> [Box coordinate listings]
━━━━━━━━━━━━━━━━
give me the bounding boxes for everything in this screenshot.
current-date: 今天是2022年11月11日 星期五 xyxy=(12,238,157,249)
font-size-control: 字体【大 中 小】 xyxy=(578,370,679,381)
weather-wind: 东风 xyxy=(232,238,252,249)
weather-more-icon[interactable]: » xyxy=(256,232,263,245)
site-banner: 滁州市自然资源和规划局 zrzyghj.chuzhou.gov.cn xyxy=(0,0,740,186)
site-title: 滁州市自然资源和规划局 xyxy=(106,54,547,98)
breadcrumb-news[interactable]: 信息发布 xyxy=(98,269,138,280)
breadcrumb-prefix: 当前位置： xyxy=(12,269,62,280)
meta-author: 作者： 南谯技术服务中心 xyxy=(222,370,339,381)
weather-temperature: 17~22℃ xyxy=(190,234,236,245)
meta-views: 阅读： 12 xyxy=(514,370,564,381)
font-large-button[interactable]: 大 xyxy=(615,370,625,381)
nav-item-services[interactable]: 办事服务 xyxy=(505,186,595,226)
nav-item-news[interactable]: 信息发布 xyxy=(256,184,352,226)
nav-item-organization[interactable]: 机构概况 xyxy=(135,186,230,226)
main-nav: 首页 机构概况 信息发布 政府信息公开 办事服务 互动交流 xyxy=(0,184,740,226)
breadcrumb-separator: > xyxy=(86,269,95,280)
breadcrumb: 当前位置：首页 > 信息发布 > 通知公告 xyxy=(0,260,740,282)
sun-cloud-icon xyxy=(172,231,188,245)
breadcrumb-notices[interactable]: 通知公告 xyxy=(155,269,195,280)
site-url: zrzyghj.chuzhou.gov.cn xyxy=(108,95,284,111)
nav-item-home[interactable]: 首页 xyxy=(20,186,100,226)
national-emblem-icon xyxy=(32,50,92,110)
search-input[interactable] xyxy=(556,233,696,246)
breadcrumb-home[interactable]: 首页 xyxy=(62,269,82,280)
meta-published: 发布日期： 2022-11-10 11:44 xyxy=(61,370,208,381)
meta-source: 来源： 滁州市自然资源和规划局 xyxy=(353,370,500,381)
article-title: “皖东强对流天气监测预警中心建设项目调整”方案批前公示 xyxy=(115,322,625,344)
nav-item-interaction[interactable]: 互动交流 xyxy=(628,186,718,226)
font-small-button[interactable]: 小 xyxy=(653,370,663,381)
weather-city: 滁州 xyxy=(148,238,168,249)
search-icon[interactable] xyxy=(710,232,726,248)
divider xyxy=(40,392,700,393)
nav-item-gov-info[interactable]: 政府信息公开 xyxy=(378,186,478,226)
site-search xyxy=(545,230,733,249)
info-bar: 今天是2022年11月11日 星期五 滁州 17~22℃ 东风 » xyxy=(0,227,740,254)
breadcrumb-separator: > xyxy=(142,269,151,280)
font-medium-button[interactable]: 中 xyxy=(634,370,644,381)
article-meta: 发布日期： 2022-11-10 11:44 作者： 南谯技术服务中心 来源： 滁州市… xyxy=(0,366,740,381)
━━━━━━━━━━━━━━━━
> [Prompt] Please copy out all the records with "horizontal-rule" in place of "divider", leaving everything else unchanged.

> [Complete output]
give me the bounding boxes for everything in this screenshot.
current-date: 今天是2022年11月11日 星期五 xyxy=(12,238,157,249)
font-size-control: 字体【大 中 小】 xyxy=(578,370,679,381)
weather-wind: 东风 xyxy=(232,238,252,249)
weather-more-icon[interactable]: » xyxy=(256,232,263,245)
site-banner: 滁州市自然资源和规划局 zrzyghj.chuzhou.gov.cn xyxy=(0,0,740,186)
site-title: 滁州市自然资源和规划局 xyxy=(106,54,547,98)
breadcrumb-news[interactable]: 信息发布 xyxy=(98,269,138,280)
breadcrumb-prefix: 当前位置： xyxy=(12,269,62,280)
meta-author: 作者： 南谯技术服务中心 xyxy=(222,370,339,381)
weather-temperature: 17~22℃ xyxy=(190,234,236,245)
meta-views: 阅读： 12 xyxy=(514,370,564,381)
font-large-button[interactable]: 大 xyxy=(615,370,625,381)
nav-item-services[interactable]: 办事服务 xyxy=(505,186,595,226)
nav-item-news[interactable]: 信息发布 xyxy=(256,184,352,226)
nav-item-organization[interactable]: 机构概况 xyxy=(135,186,230,226)
main-nav: 首页 机构概况 信息发布 政府信息公开 办事服务 互动交流 xyxy=(0,184,740,226)
breadcrumb-separator: > xyxy=(86,269,95,280)
breadcrumb: 当前位置：首页 > 信息发布 > 通知公告 xyxy=(0,260,740,282)
sun-cloud-icon xyxy=(172,231,188,245)
breadcrumb-notices[interactable]: 通知公告 xyxy=(155,269,195,280)
site-url: zrzyghj.chuzhou.gov.cn xyxy=(108,95,284,111)
nav-item-home[interactable]: 首页 xyxy=(20,186,100,226)
national-emblem-icon xyxy=(32,50,92,110)
search-input[interactable] xyxy=(556,233,696,246)
breadcrumb-home[interactable]: 首页 xyxy=(62,269,82,280)
meta-published: 发布日期： 2022-11-10 11:44 xyxy=(61,370,208,381)
meta-source: 来源： 滁州市自然资源和规划局 xyxy=(353,370,500,381)
article-title: “皖东强对流天气监测预警中心建设项目调整”方案批前公示 xyxy=(115,322,625,344)
nav-item-interaction[interactable]: 互动交流 xyxy=(628,186,718,226)
font-small-button[interactable]: 小 xyxy=(653,370,663,381)
weather-city: 滁州 xyxy=(148,238,168,249)
search-icon[interactable] xyxy=(710,232,726,248)
horizontal-rule xyxy=(40,392,700,393)
nav-item-gov-info[interactable]: 政府信息公开 xyxy=(378,186,478,226)
site-search xyxy=(545,230,733,249)
info-bar: 今天是2022年11月11日 星期五 滁州 17~22℃ 东风 » xyxy=(0,227,740,254)
breadcrumb-separator: > xyxy=(142,269,151,280)
font-medium-button[interactable]: 中 xyxy=(634,370,644,381)
article-meta: 发布日期： 2022-11-10 11:44 作者： 南谯技术服务中心 来源： 滁州市… xyxy=(0,366,740,381)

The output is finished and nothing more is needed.